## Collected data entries
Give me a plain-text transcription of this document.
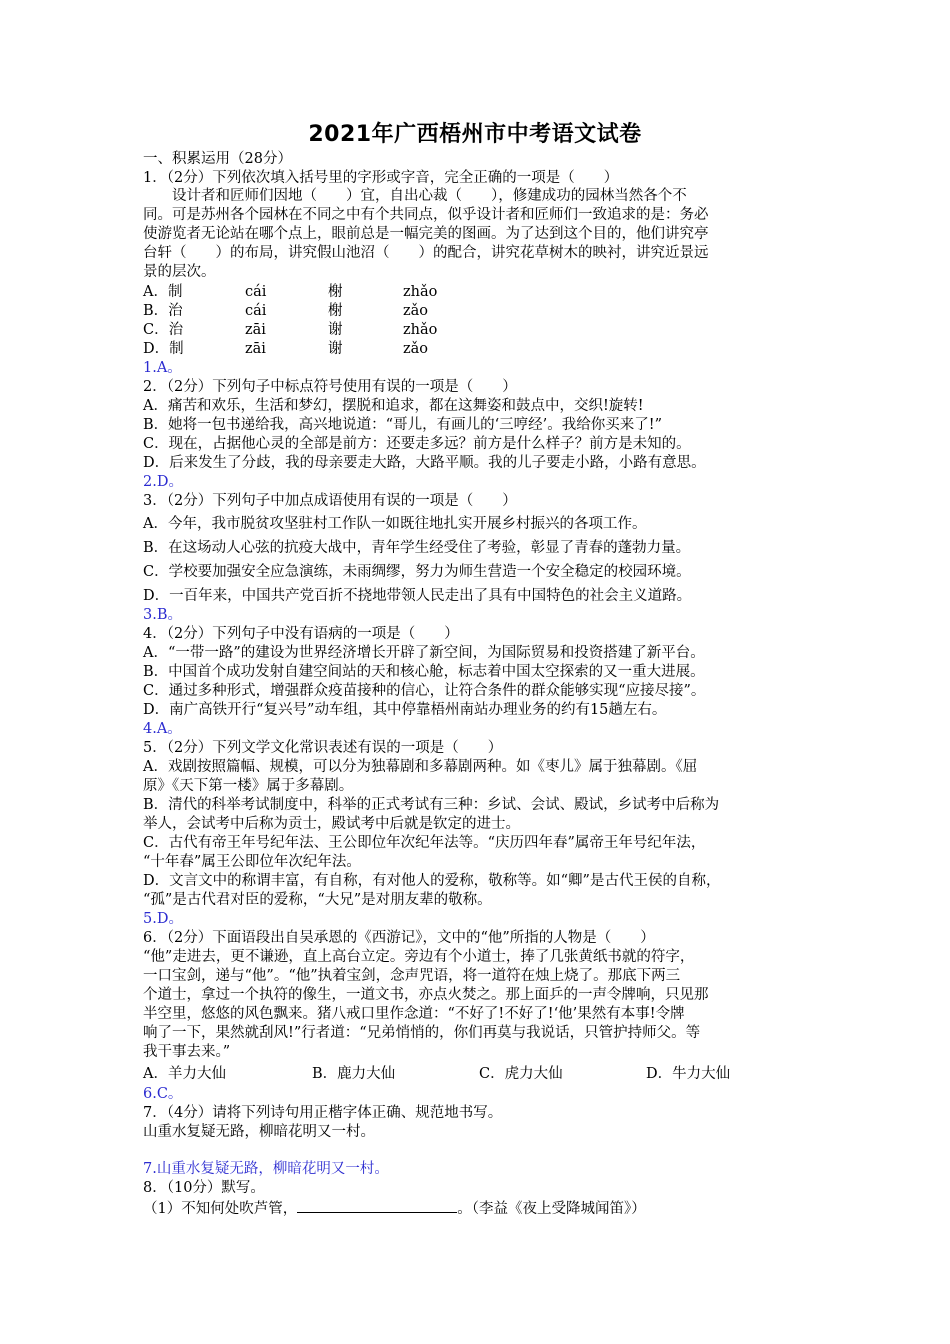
2021年广西梧州市中考语文试卷
一、积累运用（28分）
1．（2分）下列依次填入括号里的字形或字音，完全正确的一项是（　　）
　　设计者和匠师们因地（　　）宜，自出心裁（　　），修建成功的园林当然各个不
同。可是苏州各个园林在不同之中有个共同点，似乎设计者和匠师们一致追求的是：务必
使游览者无论站在哪个点上，眼前总是一幅完美的图画。为了达到这个目的，他们讲究亭
台轩（　　）的布局，讲究假山池沼（　　）的配合，讲究花草树木的映衬，讲究近景远
景的层次。
A．制	cái	榭	zhǎo
B．治	cái	榭	zǎo
C．治	zāi	谢	zhǎo
D．制	zāi	谢	zǎo
1.A。
2．（2分）下列句子中标点符号使用有误的一项是（　　）
A．痛苦和欢乐，生活和梦幻，摆脱和追求，都在这舞姿和鼓点中，交织!旋转!
B．她将一包书递给我，高兴地说道：“哥儿，有画儿的‘三哼经’。我给你买来了!”
C．现在，占据他心灵的全部是前方：还要走多远？前方是什么样子？前方是未知的。
D．后来发生了分歧，我的母亲要走大路，大路平顺。我的儿子要走小路，小路有意思。
2.D。
3．（2分）下列句子中加点成语使用有误的一项是（　　）
A．今年，我市脱贫攻坚驻村工作队一如既往地扎实开展乡村振兴的各项工作。
B．在这场动人心弦的抗疫大战中，青年学生经受住了考验，彰显了青春的蓬勃力量。
C．学校要加强安全应急演练，未雨绸缪，努力为师生营造一个安全稳定的校园环境。
D．一百年来，中国共产党百折不挠地带领人民走出了具有中国特色的社会主义道路。
3.B。
4．（2分）下列句子中没有语病的一项是（　　）
A．“一带一路”的建设为世界经济增长开辟了新空间，为国际贸易和投资搭建了新平台。
B．中国首个成功发射自建空间站的天和核心舱，标志着中国太空探索的又一重大进展。
C．通过多种形式，增强群众疫苗接种的信心，让符合条件的群众能够实现“应接尽接”。
D．南广高铁开行“复兴号”动车组，其中停靠梧州南站办理业务的约有15趟左右。
4.A。
5．（2分）下列文学文化常识表述有误的一项是（　　）
A．戏剧按照篇幅、规模，可以分为独幕剧和多幕剧两种。如《枣儿》属于独幕剧。《屈
原》《天下第一楼》属于多幕剧。
B．清代的科举考试制度中，科举的正式考试有三种：乡试、会试、殿试，乡试考中后称为
举人，会试考中后称为贡士，殿试考中后就是钦定的进士。
C．古代有帝王年号纪年法、王公即位年次纪年法等。“庆历四年春”属帝王年号纪年法，
“十年春”属王公即位年次纪年法。
D．文言文中的称谓丰富，有自称，有对他人的爱称，敬称等。如“卿”是古代王侯的自称，
“孤”是古代君对臣的爱称，“大兄”是对朋友辈的敬称。
5.D。
6．（2分）下面语段出自吴承恩的《西游记》，文中的“他”所指的人物是（　　）
“他”走进去，更不谦逊，直上高台立定。旁边有个小道士，捧了几张黄纸书就的符字，
一口宝剑，递与“他”。“他”执着宝剑，念声咒语，将一道符在烛上烧了。那底下两三
个道士，拿过一个执符的像生，一道文书，亦点火焚之。那上面乒的一声令牌响，只见那
半空里，悠悠的风色飘来。猪八戒口里作念道：“不好了!不好了!‘他’果然有本事!令牌
响了一下，果然就刮风!”行者道：“兄弟悄悄的，你们再莫与我说话，只管护持师父。等
我干事去来。”
A．羊力大仙	B．鹿力大仙	C．虎力大仙	D．牛力大仙
6.C。
7．（4分）请将下列诗句用正楷字体正确、规范地书写。
山重水复疑无路，柳暗花明又一村。
7.山重水复疑无路，柳暗花明又一村。
8．（10分）默写。
（1）不知何处吹芦管，	。（李益《夜上受降城闻笛》）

## DIRECTION
Omit the pictures. Output every record above word for word.

## EXERCISE RESULT
Give me a plain-text transcription of this document.
2021年广西梧州市中考语文试卷
一、积累运用（28分）
1．（2分）下列依次填入括号里的字形或字音，完全正确的一项是（　　）
　　设计者和匠师们因地（　　）宜，自出心裁（　　），修建成功的园林当然各个不
同。可是苏州各个园林在不同之中有个共同点，似乎设计者和匠师们一致追求的是：务必
使游览者无论站在哪个点上，眼前总是一幅完美的图画。为了达到这个目的，他们讲究亭
台轩（　　）的布局，讲究假山池沼（　　）的配合，讲究花草树木的映衬，讲究近景远
景的层次。
A．制	cái	榭	zhǎo
B．治	cái	榭	zǎo
C．治	zāi	谢	zhǎo
D．制	zāi	谢	zǎo
1.A。
2．（2分）下列句子中标点符号使用有误的一项是（　　）
A．痛苦和欢乐，生活和梦幻，摆脱和追求，都在这舞姿和鼓点中，交织!旋转!
B．她将一包书递给我，高兴地说道：“哥儿，有画儿的‘三哼经’。我给你买来了!”
C．现在，占据他心灵的全部是前方：还要走多远？前方是什么样子？前方是未知的。
D．后来发生了分歧，我的母亲要走大路，大路平顺。我的儿子要走小路，小路有意思。
2.D。
3．（2分）下列句子中加点成语使用有误的一项是（　　）
A．今年，我市脱贫攻坚驻村工作队一如既往地扎实开展乡村振兴的各项工作。
B．在这场动人心弦的抗疫大战中，青年学生经受住了考验，彰显了青春的蓬勃力量。
C．学校要加强安全应急演练，未雨绸缪，努力为师生营造一个安全稳定的校园环境。
D．一百年来，中国共产党百折不挠地带领人民走出了具有中国特色的社会主义道路。
3.B。
4．（2分）下列句子中没有语病的一项是（　　）
A．“一带一路”的建设为世界经济增长开辟了新空间，为国际贸易和投资搭建了新平台。
B．中国首个成功发射自建空间站的天和核心舱，标志着中国太空探索的又一重大进展。
C．通过多种形式，增强群众疫苗接种的信心，让符合条件的群众能够实现“应接尽接”。
D．南广高铁开行“复兴号”动车组，其中停靠梧州南站办理业务的约有15趟左右。
4.A。
5．（2分）下列文学文化常识表述有误的一项是（　　）
A．戏剧按照篇幅、规模，可以分为独幕剧和多幕剧两种。如《枣儿》属于独幕剧。《屈
原》《天下第一楼》属于多幕剧。
B．清代的科举考试制度中，科举的正式考试有三种：乡试、会试、殿试，乡试考中后称为
举人，会试考中后称为贡士，殿试考中后就是钦定的进士。
C．古代有帝王年号纪年法、王公即位年次纪年法等。“庆历四年春”属帝王年号纪年法，
“十年春”属王公即位年次纪年法。
D．文言文中的称谓丰富，有自称，有对他人的爱称，敬称等。如“卿”是古代王侯的自称，
“孤”是古代君对臣的爱称，“大兄”是对朋友辈的敬称。
5.D。
6．（2分）下面语段出自吴承恩的《西游记》，文中的“他”所指的人物是（　　）
“他”走进去，更不谦逊，直上高台立定。旁边有个小道士，捧了几张黄纸书就的符字，
一口宝剑，递与“他”。“他”执着宝剑，念声咒语，将一道符在烛上烧了。那底下两三
个道士，拿过一个执符的像生，一道文书，亦点火焚之。那上面乒的一声令牌响，只见那
半空里，悠悠的风色飘来。猪八戒口里作念道：“不好了!不好了!‘他’果然有本事!令牌
响了一下，果然就刮风!”行者道：“兄弟悄悄的，你们再莫与我说话，只管护持师父。等
我干事去来。”
A．羊力大仙	B．鹿力大仙	C．虎力大仙	D．牛力大仙
6.C。
7．（4分）请将下列诗句用正楷字体正确、规范地书写。
山重水复疑无路，柳暗花明又一村。
7.山重水复疑无路，柳暗花明又一村。
8．（10分）默写。
（1）不知何处吹芦管，	。（李益《夜上受降城闻笛》）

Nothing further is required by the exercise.